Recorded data
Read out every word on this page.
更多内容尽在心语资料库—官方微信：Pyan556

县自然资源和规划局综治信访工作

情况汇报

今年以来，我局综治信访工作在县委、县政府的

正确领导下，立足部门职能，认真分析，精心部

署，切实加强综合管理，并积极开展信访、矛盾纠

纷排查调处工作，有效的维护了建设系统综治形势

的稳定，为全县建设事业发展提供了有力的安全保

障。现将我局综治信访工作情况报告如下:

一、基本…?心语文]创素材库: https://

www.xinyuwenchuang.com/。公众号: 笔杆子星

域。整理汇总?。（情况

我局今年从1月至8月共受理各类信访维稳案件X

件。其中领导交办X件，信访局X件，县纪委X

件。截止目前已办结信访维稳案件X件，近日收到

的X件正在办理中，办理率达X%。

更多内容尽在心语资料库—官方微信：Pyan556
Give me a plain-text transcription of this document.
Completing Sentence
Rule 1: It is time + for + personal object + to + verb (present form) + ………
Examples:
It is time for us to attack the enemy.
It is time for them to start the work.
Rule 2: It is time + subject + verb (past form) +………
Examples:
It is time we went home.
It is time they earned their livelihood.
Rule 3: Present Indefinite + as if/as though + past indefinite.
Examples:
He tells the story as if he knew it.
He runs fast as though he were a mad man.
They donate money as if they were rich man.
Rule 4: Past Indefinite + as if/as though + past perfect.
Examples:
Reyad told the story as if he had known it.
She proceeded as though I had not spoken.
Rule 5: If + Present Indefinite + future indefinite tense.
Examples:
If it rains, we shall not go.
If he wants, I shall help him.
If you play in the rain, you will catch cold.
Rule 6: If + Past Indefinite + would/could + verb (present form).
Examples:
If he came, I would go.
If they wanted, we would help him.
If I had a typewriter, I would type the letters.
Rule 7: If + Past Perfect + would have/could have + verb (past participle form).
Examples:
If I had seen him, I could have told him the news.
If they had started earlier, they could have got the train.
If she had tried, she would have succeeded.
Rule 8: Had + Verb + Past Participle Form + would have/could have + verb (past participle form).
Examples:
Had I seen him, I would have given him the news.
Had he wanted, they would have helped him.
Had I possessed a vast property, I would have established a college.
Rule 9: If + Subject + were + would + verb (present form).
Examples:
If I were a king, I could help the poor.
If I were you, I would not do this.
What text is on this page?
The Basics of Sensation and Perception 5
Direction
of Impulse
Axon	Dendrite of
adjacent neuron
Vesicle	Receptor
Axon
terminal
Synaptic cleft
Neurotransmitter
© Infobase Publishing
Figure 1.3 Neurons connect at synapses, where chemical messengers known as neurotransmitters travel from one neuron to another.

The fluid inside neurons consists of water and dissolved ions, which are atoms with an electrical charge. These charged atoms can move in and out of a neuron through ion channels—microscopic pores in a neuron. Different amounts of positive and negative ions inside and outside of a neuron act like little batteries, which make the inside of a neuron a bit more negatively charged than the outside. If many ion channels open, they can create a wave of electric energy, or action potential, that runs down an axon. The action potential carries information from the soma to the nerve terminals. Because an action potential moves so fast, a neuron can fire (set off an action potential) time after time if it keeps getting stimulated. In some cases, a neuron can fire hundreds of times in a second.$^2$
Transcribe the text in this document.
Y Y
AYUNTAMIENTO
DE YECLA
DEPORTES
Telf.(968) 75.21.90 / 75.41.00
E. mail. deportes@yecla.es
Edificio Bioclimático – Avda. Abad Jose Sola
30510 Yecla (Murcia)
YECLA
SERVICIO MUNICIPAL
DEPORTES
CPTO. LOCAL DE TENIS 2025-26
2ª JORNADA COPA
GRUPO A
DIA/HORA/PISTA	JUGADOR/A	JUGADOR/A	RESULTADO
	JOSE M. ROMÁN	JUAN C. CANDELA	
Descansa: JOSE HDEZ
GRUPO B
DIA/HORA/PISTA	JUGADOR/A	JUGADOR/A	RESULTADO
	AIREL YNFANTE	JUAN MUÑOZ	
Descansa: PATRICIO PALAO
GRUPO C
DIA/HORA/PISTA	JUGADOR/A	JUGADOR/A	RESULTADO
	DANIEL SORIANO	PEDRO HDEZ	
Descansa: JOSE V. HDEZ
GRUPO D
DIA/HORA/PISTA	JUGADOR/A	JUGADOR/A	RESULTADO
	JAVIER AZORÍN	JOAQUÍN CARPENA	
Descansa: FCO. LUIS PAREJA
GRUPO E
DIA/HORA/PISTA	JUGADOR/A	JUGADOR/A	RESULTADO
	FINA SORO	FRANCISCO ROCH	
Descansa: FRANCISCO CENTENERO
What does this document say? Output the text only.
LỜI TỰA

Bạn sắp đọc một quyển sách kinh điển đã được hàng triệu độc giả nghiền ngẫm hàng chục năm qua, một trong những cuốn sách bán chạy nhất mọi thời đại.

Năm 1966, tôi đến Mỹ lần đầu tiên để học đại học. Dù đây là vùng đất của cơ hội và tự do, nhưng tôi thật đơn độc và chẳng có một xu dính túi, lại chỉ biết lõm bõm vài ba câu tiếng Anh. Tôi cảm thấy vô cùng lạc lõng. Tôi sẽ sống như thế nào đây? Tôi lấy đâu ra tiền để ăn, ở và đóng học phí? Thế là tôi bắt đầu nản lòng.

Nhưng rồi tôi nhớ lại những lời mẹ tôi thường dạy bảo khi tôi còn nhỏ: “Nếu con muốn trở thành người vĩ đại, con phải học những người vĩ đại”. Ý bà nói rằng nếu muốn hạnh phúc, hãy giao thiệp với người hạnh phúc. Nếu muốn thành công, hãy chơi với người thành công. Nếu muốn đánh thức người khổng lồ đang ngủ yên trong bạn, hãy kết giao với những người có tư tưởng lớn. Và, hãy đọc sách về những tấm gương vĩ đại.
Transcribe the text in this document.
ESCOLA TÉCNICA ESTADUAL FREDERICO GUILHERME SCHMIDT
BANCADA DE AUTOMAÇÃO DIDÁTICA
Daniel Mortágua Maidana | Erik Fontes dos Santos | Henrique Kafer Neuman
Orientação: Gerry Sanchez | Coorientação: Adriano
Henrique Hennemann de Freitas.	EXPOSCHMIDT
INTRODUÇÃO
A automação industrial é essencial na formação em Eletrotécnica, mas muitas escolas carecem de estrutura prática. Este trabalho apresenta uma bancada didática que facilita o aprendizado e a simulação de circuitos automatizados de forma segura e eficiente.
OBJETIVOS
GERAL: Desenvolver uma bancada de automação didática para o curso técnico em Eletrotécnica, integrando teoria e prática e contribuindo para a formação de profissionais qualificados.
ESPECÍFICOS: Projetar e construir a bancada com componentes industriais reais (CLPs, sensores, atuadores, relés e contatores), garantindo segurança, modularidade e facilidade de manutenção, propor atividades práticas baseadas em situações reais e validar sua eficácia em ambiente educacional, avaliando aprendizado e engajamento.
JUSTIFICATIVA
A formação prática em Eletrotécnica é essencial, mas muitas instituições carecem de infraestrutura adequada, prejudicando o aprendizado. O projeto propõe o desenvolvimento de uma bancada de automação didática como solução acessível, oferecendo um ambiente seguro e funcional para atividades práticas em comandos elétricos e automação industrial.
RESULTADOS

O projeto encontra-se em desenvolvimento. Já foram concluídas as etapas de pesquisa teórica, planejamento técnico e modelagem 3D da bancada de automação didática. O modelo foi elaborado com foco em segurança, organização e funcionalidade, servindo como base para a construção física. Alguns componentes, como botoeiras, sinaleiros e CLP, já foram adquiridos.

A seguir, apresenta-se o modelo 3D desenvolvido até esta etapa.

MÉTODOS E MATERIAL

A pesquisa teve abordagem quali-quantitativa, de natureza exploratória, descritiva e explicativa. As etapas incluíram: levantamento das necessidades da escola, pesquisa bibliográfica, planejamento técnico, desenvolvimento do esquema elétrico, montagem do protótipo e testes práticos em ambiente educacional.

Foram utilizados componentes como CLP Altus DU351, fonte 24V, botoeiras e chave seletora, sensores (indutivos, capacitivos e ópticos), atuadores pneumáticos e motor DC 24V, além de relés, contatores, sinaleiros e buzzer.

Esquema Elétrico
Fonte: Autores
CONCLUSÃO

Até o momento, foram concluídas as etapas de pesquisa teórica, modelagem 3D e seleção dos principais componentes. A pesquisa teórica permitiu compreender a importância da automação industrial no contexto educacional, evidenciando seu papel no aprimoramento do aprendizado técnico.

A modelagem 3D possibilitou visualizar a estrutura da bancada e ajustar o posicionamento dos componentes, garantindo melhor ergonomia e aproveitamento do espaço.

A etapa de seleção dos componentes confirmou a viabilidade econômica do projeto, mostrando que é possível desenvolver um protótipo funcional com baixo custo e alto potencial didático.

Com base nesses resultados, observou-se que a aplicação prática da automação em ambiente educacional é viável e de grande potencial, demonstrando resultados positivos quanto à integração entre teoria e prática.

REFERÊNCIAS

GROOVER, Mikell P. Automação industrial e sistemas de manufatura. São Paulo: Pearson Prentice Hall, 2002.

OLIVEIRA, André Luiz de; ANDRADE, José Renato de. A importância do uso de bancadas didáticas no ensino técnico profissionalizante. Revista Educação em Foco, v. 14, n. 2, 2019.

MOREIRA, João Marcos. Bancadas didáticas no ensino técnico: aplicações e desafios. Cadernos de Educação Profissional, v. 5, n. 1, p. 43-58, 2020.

Aim -> Out of the material above, gather each line where "ambiente" appears.

Answer to this task ->
ESPECÍFICOS: Projetar e construir a bancada com componentes industriais reais (CLPs, sensores, atuadores, relés e contatores), garantindo segurança, modularidade e facilidade de manutenção, propor atividades práticas baseadas em situações reais e validar sua eficácia em ambiente educacional, avaliando aprendizado e engajamento.
A formação prática em Eletrotécnica é essencial, mas muitas instituições carecem de infraestrutura adequada, prejudicando o aprendizado. O projeto propõe o desenvolvimento de uma bancada de automação didática como solução acessível, oferecendo um ambiente seguro e funcional para atividades práticas em comandos elétricos e automação industrial.
A pesquisa teve abordagem quali-quantitativa, de natureza exploratória, descritiva e explicativa. As etapas incluíram: levantamento das necessidades da escola, pesquisa bibliográfica, planejamento técnico, desenvolvimento do esquema elétrico, montagem do protótipo e testes práticos em ambiente educacional.
Com base nesses resultados, observou-se que a aplicação prática da automação em ambiente educacional é viável e de grande potencial, demonstrando resultados positivos quanto à integração entre teoria e prática.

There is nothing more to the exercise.